** BEGIN RAW RECORDS **

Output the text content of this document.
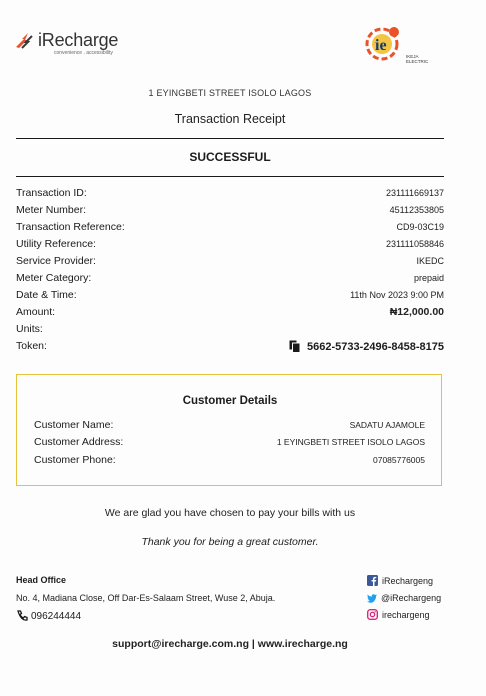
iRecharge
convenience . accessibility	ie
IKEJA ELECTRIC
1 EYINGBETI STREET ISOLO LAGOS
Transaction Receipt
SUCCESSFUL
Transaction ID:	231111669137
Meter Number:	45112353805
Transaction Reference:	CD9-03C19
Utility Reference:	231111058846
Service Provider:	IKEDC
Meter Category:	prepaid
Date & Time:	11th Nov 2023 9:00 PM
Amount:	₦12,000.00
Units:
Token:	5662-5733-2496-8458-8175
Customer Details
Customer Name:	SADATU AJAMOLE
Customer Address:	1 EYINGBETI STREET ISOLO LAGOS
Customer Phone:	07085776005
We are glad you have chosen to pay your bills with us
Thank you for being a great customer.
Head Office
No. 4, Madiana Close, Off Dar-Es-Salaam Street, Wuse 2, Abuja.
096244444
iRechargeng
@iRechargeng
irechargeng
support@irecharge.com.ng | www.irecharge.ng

** END RAW RECORDS **
** BEGIN RAW RECORDS **

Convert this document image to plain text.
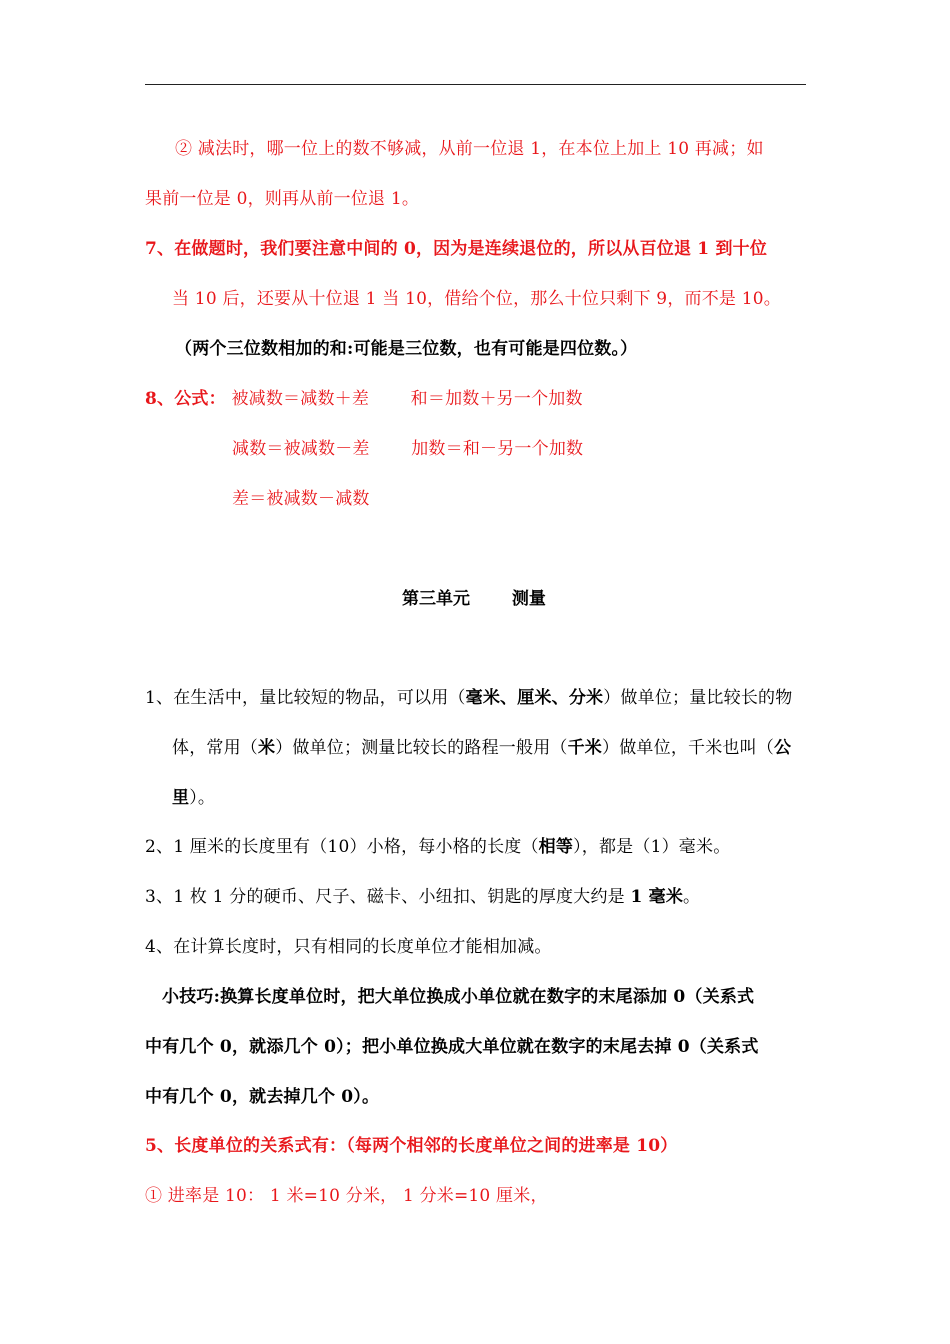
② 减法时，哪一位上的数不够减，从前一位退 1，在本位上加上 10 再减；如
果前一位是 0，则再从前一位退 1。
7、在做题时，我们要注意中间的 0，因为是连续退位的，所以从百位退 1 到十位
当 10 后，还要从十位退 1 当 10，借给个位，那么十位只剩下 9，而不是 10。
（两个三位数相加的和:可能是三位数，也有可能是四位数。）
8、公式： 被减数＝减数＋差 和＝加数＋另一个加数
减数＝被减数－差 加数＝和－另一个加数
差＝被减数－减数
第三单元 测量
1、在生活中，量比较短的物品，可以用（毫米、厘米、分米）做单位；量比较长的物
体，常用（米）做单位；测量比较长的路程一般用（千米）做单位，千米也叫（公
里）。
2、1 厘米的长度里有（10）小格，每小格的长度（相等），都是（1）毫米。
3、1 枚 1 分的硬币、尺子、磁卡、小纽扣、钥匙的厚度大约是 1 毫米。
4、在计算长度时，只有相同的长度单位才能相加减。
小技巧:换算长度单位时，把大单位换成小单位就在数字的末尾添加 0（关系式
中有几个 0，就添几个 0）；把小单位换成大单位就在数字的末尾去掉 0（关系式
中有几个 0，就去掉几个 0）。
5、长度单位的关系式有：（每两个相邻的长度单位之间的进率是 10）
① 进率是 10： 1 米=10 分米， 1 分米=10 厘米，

** END RAW RECORDS **

» PROMPT
Select the lines in this material that hold the word "Reference", leaving none out.

» TASK RESULT
Transaction Reference:	CD9-03C19
Utility Reference:	231111058846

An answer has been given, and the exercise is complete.